The exercise: Output every entry exactly as given.

Data provided:
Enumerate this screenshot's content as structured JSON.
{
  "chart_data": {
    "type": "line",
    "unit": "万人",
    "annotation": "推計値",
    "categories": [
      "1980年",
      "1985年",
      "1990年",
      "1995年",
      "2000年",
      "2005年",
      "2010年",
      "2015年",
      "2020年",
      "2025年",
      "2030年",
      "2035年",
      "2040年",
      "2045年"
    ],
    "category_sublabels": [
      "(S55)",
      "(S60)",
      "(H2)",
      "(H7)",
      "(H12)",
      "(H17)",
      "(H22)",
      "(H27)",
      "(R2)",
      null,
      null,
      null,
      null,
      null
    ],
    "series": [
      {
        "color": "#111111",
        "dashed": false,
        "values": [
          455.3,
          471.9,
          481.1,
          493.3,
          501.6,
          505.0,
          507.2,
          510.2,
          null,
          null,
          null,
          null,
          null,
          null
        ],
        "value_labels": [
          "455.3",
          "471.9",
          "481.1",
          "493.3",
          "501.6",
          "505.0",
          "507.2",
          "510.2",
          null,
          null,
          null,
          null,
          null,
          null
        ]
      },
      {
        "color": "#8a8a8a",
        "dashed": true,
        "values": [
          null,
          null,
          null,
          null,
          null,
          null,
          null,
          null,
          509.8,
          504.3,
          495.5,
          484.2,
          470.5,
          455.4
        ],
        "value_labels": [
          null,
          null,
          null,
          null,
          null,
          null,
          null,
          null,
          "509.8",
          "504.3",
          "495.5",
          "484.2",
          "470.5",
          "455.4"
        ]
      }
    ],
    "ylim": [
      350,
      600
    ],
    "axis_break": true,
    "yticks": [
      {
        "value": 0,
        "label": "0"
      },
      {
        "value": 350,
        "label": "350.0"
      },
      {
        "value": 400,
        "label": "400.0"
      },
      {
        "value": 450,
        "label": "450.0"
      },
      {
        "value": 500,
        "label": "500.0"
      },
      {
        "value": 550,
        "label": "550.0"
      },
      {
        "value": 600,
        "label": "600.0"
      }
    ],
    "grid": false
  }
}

Written response:
Enumerate this screenshot's content as structured JSON.
{
  "chart_data": {
    "type": "line",
    "unit": "万人",
    "annotation": "推計値",
    "categories": [
      "1980年",
      "1985年",
      "1990年",
      "1995年",
      "2000年",
      "2005年",
      "2010年",
      "2015年",
      "2020年",
      "2025年",
      "2030年",
      "2035年",
      "2040年",
      "2045年"
    ],
    "category_sublabels": [
      "(S55)",
      "(S60)",
      "(H2)",
      "(H7)",
      "(H12)",
      "(H17)",
      "(H22)",
      "(H27)",
      "(R2)",
      null,
      null,
      null,
      null,
      null
    ],
    "series": [
      {
        "color": "#111111",
        "dashed": false,
        "values": [
          455.3,
          471.9,
          481.1,
          493.3,
          501.6,
          505.0,
          507.2,
          510.2,
          null,
          null,
          null,
          null,
          null,
          null
        ],
        "value_labels": [
          "455.3",
          "471.9",
          "481.1",
          "493.3",
          "501.6",
          "505.0",
          "507.2",
          "510.2",
          null,
          null,
          null,
          null,
          null,
          null
        ]
      },
      {
        "color": "#8a8a8a",
        "dashed": true,
        "values": [
          null,
          null,
          null,
          null,
          null,
          null,
          null,
          null,
          509.8,
          504.3,
          495.5,
          484.2,
          470.5,
          455.4
        ],
        "value_labels": [
          null,
          null,
          null,
          null,
          null,
          null,
          null,
          null,
          "509.8",
          "504.3",
          "495.5",
          "484.2",
          "470.5",
          "455.4"
        ]
      }
    ],
    "ylim": [
      350,
      600
    ],
    "axis_break": true,
    "yticks": [
      {
        "value": 0,
        "label": "0"
      },
      {
        "value": 350,
        "label": "350.0"
      },
      {
        "value": 400,
        "label": "400.0"
      },
      {
        "value": 450,
        "label": "450.0"
      },
      {
        "value": 500,
        "label": "500.0"
      },
      {
        "value": 550,
        "label": "550.0"
      },
      {
        "value": 600,
        "label": "600.0"
      }
    ],
    "grid": false
  }
}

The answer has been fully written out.